__PROMPT__.
The entries below must be returned exactly as they stand.

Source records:
_ _ _ _
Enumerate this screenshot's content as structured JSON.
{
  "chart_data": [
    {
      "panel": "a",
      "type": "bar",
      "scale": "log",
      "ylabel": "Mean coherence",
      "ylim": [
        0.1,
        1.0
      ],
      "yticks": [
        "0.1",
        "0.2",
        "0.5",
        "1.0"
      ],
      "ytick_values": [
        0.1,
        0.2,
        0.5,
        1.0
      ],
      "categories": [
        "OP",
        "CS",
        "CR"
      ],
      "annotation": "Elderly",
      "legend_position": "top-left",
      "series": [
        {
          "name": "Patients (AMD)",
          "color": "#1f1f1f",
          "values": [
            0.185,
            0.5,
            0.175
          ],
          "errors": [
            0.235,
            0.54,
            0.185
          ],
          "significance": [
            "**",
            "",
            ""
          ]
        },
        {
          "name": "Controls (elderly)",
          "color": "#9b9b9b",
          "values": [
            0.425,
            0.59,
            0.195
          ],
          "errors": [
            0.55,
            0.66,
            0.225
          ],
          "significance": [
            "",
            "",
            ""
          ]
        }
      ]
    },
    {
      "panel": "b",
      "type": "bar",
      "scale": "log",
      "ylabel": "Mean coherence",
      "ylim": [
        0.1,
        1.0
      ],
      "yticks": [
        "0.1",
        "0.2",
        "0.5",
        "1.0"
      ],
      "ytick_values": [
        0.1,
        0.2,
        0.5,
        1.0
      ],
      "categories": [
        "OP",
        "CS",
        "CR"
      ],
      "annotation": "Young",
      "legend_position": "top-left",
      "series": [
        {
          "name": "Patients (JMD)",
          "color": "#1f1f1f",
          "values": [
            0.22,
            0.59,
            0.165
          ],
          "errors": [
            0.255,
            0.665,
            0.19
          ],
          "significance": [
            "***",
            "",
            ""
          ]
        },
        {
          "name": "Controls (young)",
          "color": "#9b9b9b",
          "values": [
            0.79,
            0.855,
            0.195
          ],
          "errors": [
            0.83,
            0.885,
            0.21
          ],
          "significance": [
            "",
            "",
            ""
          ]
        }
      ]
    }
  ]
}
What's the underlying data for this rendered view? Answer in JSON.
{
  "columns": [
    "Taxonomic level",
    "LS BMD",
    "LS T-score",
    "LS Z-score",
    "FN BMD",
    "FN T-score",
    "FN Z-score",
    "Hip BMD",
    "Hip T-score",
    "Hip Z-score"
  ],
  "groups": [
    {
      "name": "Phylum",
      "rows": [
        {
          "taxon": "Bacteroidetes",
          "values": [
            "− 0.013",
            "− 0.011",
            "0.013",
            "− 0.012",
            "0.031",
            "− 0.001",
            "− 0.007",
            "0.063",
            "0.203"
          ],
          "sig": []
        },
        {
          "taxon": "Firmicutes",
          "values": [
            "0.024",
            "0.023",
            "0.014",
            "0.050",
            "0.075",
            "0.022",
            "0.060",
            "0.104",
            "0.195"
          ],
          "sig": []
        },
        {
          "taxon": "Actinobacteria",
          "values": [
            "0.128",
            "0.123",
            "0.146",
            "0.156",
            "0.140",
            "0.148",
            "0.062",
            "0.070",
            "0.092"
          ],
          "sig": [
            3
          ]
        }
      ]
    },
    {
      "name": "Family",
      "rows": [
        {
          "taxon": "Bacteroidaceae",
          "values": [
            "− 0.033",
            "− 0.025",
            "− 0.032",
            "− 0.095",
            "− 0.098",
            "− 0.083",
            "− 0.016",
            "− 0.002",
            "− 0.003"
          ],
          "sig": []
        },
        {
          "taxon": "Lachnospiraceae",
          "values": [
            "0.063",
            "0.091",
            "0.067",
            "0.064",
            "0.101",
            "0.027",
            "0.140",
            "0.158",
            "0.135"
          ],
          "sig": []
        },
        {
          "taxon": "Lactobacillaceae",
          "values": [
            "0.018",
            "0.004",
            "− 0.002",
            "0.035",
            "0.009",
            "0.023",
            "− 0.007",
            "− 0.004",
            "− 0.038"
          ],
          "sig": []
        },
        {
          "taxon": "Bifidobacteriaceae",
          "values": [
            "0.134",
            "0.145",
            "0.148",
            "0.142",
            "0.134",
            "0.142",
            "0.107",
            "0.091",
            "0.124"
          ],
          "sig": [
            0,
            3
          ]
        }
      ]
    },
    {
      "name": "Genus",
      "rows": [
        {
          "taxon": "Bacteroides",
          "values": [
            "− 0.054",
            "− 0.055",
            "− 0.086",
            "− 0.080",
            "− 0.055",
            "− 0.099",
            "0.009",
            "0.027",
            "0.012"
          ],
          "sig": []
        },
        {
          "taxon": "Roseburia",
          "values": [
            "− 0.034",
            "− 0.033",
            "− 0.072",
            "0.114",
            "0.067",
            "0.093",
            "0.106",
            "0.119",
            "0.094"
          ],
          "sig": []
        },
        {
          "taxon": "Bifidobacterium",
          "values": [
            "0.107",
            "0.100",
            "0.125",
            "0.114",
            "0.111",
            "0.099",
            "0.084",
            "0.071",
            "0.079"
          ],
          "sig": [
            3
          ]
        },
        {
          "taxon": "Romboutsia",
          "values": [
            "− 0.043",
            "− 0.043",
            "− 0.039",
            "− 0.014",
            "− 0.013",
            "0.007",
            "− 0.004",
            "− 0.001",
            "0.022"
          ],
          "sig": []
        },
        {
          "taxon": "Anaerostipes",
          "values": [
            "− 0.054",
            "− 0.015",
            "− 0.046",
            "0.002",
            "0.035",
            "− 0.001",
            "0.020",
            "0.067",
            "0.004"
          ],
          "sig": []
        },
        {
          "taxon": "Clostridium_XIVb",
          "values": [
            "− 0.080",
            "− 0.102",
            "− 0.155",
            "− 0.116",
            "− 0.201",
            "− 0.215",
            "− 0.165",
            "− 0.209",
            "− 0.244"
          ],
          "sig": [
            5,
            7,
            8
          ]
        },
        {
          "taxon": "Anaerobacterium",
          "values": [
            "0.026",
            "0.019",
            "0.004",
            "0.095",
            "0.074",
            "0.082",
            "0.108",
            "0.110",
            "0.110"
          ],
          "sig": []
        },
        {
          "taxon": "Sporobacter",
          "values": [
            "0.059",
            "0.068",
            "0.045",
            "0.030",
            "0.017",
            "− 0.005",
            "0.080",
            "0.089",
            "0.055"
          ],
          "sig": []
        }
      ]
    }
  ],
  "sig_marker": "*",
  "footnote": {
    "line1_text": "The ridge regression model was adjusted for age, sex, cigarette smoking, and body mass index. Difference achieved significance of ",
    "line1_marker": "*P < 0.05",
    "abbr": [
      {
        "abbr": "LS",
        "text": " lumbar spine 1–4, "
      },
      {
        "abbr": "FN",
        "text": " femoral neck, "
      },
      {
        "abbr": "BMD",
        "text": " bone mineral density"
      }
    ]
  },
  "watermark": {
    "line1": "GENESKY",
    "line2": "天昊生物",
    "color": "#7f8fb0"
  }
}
_ _ _ _
__WRITTEN REPLY__.
Enumerate this screenshot's content as structured JSON.
{
  "chart_data": [
    {
      "panel": "a",
      "type": "bar",
      "scale": "log",
      "ylabel": "Mean coherence",
      "ylim": [
        0.1,
        1.0
      ],
      "yticks": [
        "0.1",
        "0.2",
        "0.5",
        "1.0"
      ],
      "ytick_values": [
        0.1,
        0.2,
        0.5,
        1.0
      ],
      "categories": [
        "OP",
        "CS",
        "CR"
      ],
      "annotation": "Elderly",
      "legend_position": "top-left",
      "series": [
        {
          "name": "Patients (AMD)",
          "color": "#1f1f1f",
          "values": [
            0.185,
            0.5,
            0.175
          ],
          "errors": [
            0.235,
            0.54,
            0.185
          ],
          "significance": [
            "**",
            "",
            ""
          ]
        },
        {
          "name": "Controls (elderly)",
          "color": "#9b9b9b",
          "values": [
            0.425,
            0.59,
            0.195
          ],
          "errors": [
            0.55,
            0.66,
            0.225
          ],
          "significance": [
            "",
            "",
            ""
          ]
        }
      ]
    },
    {
      "panel": "b",
      "type": "bar",
      "scale": "log",
      "ylabel": "Mean coherence",
      "ylim": [
        0.1,
        1.0
      ],
      "yticks": [
        "0.1",
        "0.2",
        "0.5",
        "1.0"
      ],
      "ytick_values": [
        0.1,
        0.2,
        0.5,
        1.0
      ],
      "categories": [
        "OP",
        "CS",
        "CR"
      ],
      "annotation": "Young",
      "legend_position": "top-left",
      "series": [
        {
          "name": "Patients (JMD)",
          "color": "#1f1f1f",
          "values": [
            0.22,
            0.59,
            0.165
          ],
          "errors": [
            0.255,
            0.665,
            0.19
          ],
          "significance": [
            "***",
            "",
            ""
          ]
        },
        {
          "name": "Controls (young)",
          "color": "#9b9b9b",
          "values": [
            0.79,
            0.855,
            0.195
          ],
          "errors": [
            0.83,
            0.885,
            0.21
          ],
          "significance": [
            "",
            "",
            ""
          ]
        }
      ]
    }
  ]
}
What's the underlying data for this rendered view? Answer in JSON.
{
  "columns": [
    "Taxonomic level",
    "LS BMD",
    "LS T-score",
    "LS Z-score",
    "FN BMD",
    "FN T-score",
    "FN Z-score",
    "Hip BMD",
    "Hip T-score",
    "Hip Z-score"
  ],
  "groups": [
    {
      "name": "Phylum",
      "rows": [
        {
          "taxon": "Bacteroidetes",
          "values": [
            "− 0.013",
            "− 0.011",
            "0.013",
            "− 0.012",
            "0.031",
            "− 0.001",
            "− 0.007",
            "0.063",
            "0.203"
          ],
          "sig": []
        },
        {
          "taxon": "Firmicutes",
          "values": [
            "0.024",
            "0.023",
            "0.014",
            "0.050",
            "0.075",
            "0.022",
            "0.060",
            "0.104",
            "0.195"
          ],
          "sig": []
        },
        {
          "taxon": "Actinobacteria",
          "values": [
            "0.128",
            "0.123",
            "0.146",
            "0.156",
            "0.140",
            "0.148",
            "0.062",
            "0.070",
            "0.092"
          ],
          "sig": [
            3
          ]
        }
      ]
    },
    {
      "name": "Family",
      "rows": [
        {
          "taxon": "Bacteroidaceae",
          "values": [
            "− 0.033",
            "− 0.025",
            "− 0.032",
            "− 0.095",
            "− 0.098",
            "− 0.083",
            "− 0.016",
            "− 0.002",
            "− 0.003"
          ],
          "sig": []
        },
        {
          "taxon": "Lachnospiraceae",
          "values": [
            "0.063",
            "0.091",
            "0.067",
            "0.064",
            "0.101",
            "0.027",
            "0.140",
            "0.158",
            "0.135"
          ],
          "sig": []
        },
        {
          "taxon": "Lactobacillaceae",
          "values": [
            "0.018",
            "0.004",
            "− 0.002",
            "0.035",
            "0.009",
            "0.023",
            "− 0.007",
            "− 0.004",
            "− 0.038"
          ],
          "sig": []
        },
        {
          "taxon": "Bifidobacteriaceae",
          "values": [
            "0.134",
            "0.145",
            "0.148",
            "0.142",
            "0.134",
            "0.142",
            "0.107",
            "0.091",
            "0.124"
          ],
          "sig": [
            0,
            3
          ]
        }
      ]
    },
    {
      "name": "Genus",
      "rows": [
        {
          "taxon": "Bacteroides",
          "values": [
            "− 0.054",
            "− 0.055",
            "− 0.086",
            "− 0.080",
            "− 0.055",
            "− 0.099",
            "0.009",
            "0.027",
            "0.012"
          ],
          "sig": []
        },
        {
          "taxon": "Roseburia",
          "values": [
            "− 0.034",
            "− 0.033",
            "− 0.072",
            "0.114",
            "0.067",
            "0.093",
            "0.106",
            "0.119",
            "0.094"
          ],
          "sig": []
        },
        {
          "taxon": "Bifidobacterium",
          "values": [
            "0.107",
            "0.100",
            "0.125",
            "0.114",
            "0.111",
            "0.099",
            "0.084",
            "0.071",
            "0.079"
          ],
          "sig": [
            3
          ]
        },
        {
          "taxon": "Romboutsia",
          "values": [
            "− 0.043",
            "− 0.043",
            "− 0.039",
            "− 0.014",
            "− 0.013",
            "0.007",
            "− 0.004",
            "− 0.001",
            "0.022"
          ],
          "sig": []
        },
        {
          "taxon": "Anaerostipes",
          "values": [
            "− 0.054",
            "− 0.015",
            "− 0.046",
            "0.002",
            "0.035",
            "− 0.001",
            "0.020",
            "0.067",
            "0.004"
          ],
          "sig": []
        },
        {
          "taxon": "Clostridium_XIVb",
          "values": [
            "− 0.080",
            "− 0.102",
            "− 0.155",
            "− 0.116",
            "− 0.201",
            "− 0.215",
            "− 0.165",
            "− 0.209",
            "− 0.244"
          ],
          "sig": [
            5,
            7,
            8
          ]
        },
        {
          "taxon": "Anaerobacterium",
          "values": [
            "0.026",
            "0.019",
            "0.004",
            "0.095",
            "0.074",
            "0.082",
            "0.108",
            "0.110",
            "0.110"
          ],
          "sig": []
        },
        {
          "taxon": "Sporobacter",
          "values": [
            "0.059",
            "0.068",
            "0.045",
            "0.030",
            "0.017",
            "− 0.005",
            "0.080",
            "0.089",
            "0.055"
          ],
          "sig": []
        }
      ]
    }
  ],
  "sig_marker": "*",
  "footnote": {
    "line1_text": "The ridge regression model was adjusted for age, sex, cigarette smoking, and body mass index. Difference achieved significance of ",
    "line1_marker": "*P < 0.05",
    "abbr": [
      {
        "abbr": "LS",
        "text": " lumbar spine 1–4, "
      },
      {
        "abbr": "FN",
        "text": " femoral neck, "
      },
      {
        "abbr": "BMD",
        "text": " bone mineral density"
      }
    ]
  },
  "watermark": {
    "line1": "GENESKY",
    "line2": "天昊生物",
    "color": "#7f8fb0"
  }
}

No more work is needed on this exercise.